[Begin Material provided]

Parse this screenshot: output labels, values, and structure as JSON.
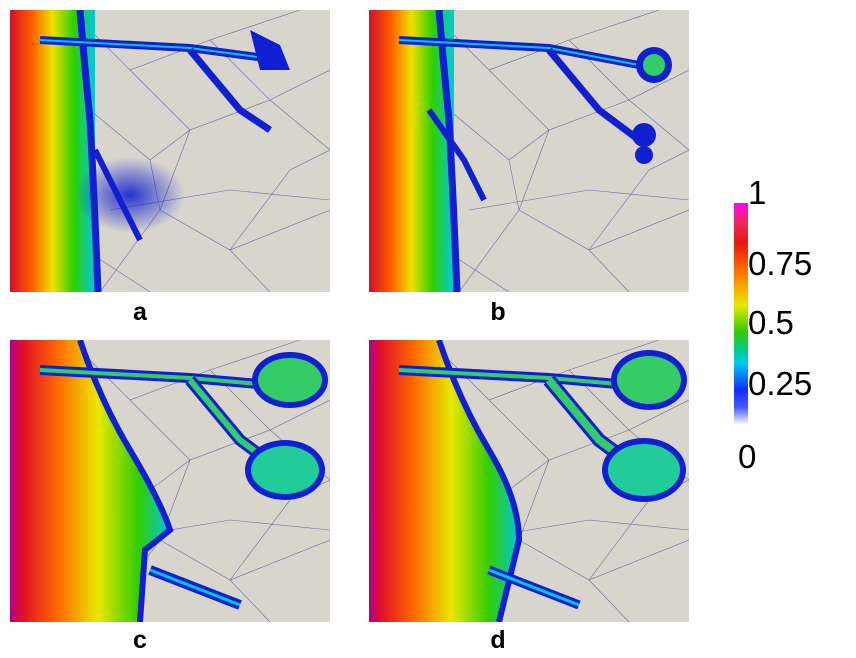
{
  "panels": [
    {
      "id": "a",
      "label": "a"
    },
    {
      "id": "b",
      "label": "b"
    },
    {
      "id": "c",
      "label": "c"
    },
    {
      "id": "d",
      "label": "d"
    }
  ],
  "colorbar": {
    "ticks": [
      "1",
      "0.75",
      "0.5",
      "0.25",
      "0"
    ],
    "colors": [
      "#ff00ff",
      "#e8180c",
      "#ff7a00",
      "#e8e800",
      "#33cc00",
      "#00ccee",
      "#1030ff",
      "#ffffff"
    ]
  },
  "colors": {
    "background": "#d8d5cd",
    "mesh": "#4a4f9a",
    "crack_edge": "#1020d0",
    "crack_fill": "#22cc66"
  }
}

[End Material provided]

=== Request ===
With the pictures left out, transcribe the material exactly.

=== Answer below ===
Parse this screenshot: output labels, values, and structure as JSON.
{
  "panels": [
    {
      "id": "a",
      "label": "a"
    },
    {
      "id": "b",
      "label": "b"
    },
    {
      "id": "c",
      "label": "c"
    },
    {
      "id": "d",
      "label": "d"
    }
  ],
  "colorbar": {
    "ticks": [
      "1",
      "0.75",
      "0.5",
      "0.25",
      "0"
    ],
    "colors": [
      "#ff00ff",
      "#e8180c",
      "#ff7a00",
      "#e8e800",
      "#33cc00",
      "#00ccee",
      "#1030ff",
      "#ffffff"
    ]
  },
  "colors": {
    "background": "#d8d5cd",
    "mesh": "#4a4f9a",
    "crack_edge": "#1020d0",
    "crack_fill": "#22cc66"
  }
}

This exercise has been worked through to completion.